◆ **To be done**
Can you transcribe every line exactly and leave the pictures behind?

════════════════════

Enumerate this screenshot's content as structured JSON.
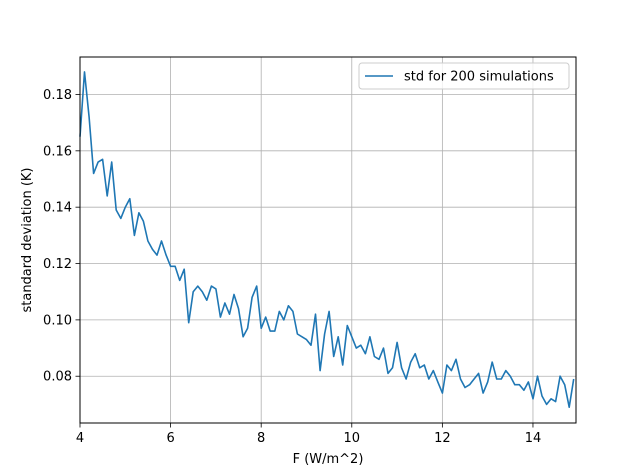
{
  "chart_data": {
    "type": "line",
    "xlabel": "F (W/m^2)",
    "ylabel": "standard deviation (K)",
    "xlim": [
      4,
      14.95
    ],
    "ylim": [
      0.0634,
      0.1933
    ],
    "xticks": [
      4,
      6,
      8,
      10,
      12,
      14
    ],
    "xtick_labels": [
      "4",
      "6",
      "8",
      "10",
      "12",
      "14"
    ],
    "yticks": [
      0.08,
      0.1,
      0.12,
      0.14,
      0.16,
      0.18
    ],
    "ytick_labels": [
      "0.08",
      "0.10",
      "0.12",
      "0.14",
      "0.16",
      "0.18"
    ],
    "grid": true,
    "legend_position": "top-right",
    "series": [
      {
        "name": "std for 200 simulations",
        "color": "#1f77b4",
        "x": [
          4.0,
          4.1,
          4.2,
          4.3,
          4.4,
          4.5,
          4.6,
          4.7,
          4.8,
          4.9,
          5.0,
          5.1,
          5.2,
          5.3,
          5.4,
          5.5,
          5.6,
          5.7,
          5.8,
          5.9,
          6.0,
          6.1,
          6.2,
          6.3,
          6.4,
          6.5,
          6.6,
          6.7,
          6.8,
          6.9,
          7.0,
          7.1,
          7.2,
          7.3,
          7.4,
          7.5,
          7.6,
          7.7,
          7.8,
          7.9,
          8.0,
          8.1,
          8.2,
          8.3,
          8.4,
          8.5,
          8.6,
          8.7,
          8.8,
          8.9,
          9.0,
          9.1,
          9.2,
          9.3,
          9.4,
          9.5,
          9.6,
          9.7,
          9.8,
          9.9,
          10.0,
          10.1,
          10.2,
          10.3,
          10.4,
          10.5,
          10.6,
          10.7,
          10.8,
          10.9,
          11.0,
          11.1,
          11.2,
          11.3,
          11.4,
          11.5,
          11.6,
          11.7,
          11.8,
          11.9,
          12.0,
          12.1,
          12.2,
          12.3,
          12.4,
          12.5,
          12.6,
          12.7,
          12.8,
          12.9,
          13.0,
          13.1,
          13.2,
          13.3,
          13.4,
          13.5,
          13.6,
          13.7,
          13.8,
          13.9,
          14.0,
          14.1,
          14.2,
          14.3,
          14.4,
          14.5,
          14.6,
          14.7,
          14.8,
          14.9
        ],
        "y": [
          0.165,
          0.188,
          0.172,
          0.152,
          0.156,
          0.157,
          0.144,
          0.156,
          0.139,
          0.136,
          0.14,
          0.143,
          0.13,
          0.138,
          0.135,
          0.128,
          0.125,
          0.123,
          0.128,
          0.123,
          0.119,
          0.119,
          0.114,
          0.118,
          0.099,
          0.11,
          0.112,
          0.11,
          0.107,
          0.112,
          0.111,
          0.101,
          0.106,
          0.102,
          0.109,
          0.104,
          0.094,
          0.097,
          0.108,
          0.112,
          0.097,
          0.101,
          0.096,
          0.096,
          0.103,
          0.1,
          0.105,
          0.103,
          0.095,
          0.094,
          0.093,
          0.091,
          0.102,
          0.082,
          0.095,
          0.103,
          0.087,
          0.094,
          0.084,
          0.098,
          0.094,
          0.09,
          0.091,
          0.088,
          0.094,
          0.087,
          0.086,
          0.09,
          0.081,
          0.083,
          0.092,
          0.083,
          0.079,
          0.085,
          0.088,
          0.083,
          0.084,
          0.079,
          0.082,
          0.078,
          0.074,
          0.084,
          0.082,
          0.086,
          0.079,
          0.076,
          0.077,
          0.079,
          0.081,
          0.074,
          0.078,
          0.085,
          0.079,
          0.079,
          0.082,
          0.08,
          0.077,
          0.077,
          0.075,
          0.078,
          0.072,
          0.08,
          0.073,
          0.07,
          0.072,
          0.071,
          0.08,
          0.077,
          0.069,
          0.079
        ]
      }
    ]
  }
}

════════════════════

◆ **Problem solution**
Enumerate this screenshot's content as structured JSON.
{
  "chart_data": {
    "type": "line",
    "xlabel": "F (W/m^2)",
    "ylabel": "standard deviation (K)",
    "xlim": [
      4,
      14.95
    ],
    "ylim": [
      0.0634,
      0.1933
    ],
    "xticks": [
      4,
      6,
      8,
      10,
      12,
      14
    ],
    "xtick_labels": [
      "4",
      "6",
      "8",
      "10",
      "12",
      "14"
    ],
    "yticks": [
      0.08,
      0.1,
      0.12,
      0.14,
      0.16,
      0.18
    ],
    "ytick_labels": [
      "0.08",
      "0.10",
      "0.12",
      "0.14",
      "0.16",
      "0.18"
    ],
    "grid": true,
    "legend_position": "top-right",
    "series": [
      {
        "name": "std for 200 simulations",
        "color": "#1f77b4",
        "x": [
          4.0,
          4.1,
          4.2,
          4.3,
          4.4,
          4.5,
          4.6,
          4.7,
          4.8,
          4.9,
          5.0,
          5.1,
          5.2,
          5.3,
          5.4,
          5.5,
          5.6,
          5.7,
          5.8,
          5.9,
          6.0,
          6.1,
          6.2,
          6.3,
          6.4,
          6.5,
          6.6,
          6.7,
          6.8,
          6.9,
          7.0,
          7.1,
          7.2,
          7.3,
          7.4,
          7.5,
          7.6,
          7.7,
          7.8,
          7.9,
          8.0,
          8.1,
          8.2,
          8.3,
          8.4,
          8.5,
          8.6,
          8.7,
          8.8,
          8.9,
          9.0,
          9.1,
          9.2,
          9.3,
          9.4,
          9.5,
          9.6,
          9.7,
          9.8,
          9.9,
          10.0,
          10.1,
          10.2,
          10.3,
          10.4,
          10.5,
          10.6,
          10.7,
          10.8,
          10.9,
          11.0,
          11.1,
          11.2,
          11.3,
          11.4,
          11.5,
          11.6,
          11.7,
          11.8,
          11.9,
          12.0,
          12.1,
          12.2,
          12.3,
          12.4,
          12.5,
          12.6,
          12.7,
          12.8,
          12.9,
          13.0,
          13.1,
          13.2,
          13.3,
          13.4,
          13.5,
          13.6,
          13.7,
          13.8,
          13.9,
          14.0,
          14.1,
          14.2,
          14.3,
          14.4,
          14.5,
          14.6,
          14.7,
          14.8,
          14.9
        ],
        "y": [
          0.165,
          0.188,
          0.172,
          0.152,
          0.156,
          0.157,
          0.144,
          0.156,
          0.139,
          0.136,
          0.14,
          0.143,
          0.13,
          0.138,
          0.135,
          0.128,
          0.125,
          0.123,
          0.128,
          0.123,
          0.119,
          0.119,
          0.114,
          0.118,
          0.099,
          0.11,
          0.112,
          0.11,
          0.107,
          0.112,
          0.111,
          0.101,
          0.106,
          0.102,
          0.109,
          0.104,
          0.094,
          0.097,
          0.108,
          0.112,
          0.097,
          0.101,
          0.096,
          0.096,
          0.103,
          0.1,
          0.105,
          0.103,
          0.095,
          0.094,
          0.093,
          0.091,
          0.102,
          0.082,
          0.095,
          0.103,
          0.087,
          0.094,
          0.084,
          0.098,
          0.094,
          0.09,
          0.091,
          0.088,
          0.094,
          0.087,
          0.086,
          0.09,
          0.081,
          0.083,
          0.092,
          0.083,
          0.079,
          0.085,
          0.088,
          0.083,
          0.084,
          0.079,
          0.082,
          0.078,
          0.074,
          0.084,
          0.082,
          0.086,
          0.079,
          0.076,
          0.077,
          0.079,
          0.081,
          0.074,
          0.078,
          0.085,
          0.079,
          0.079,
          0.082,
          0.08,
          0.077,
          0.077,
          0.075,
          0.078,
          0.072,
          0.08,
          0.073,
          0.07,
          0.072,
          0.071,
          0.08,
          0.077,
          0.069,
          0.079
        ]
      }
    ]
  }
}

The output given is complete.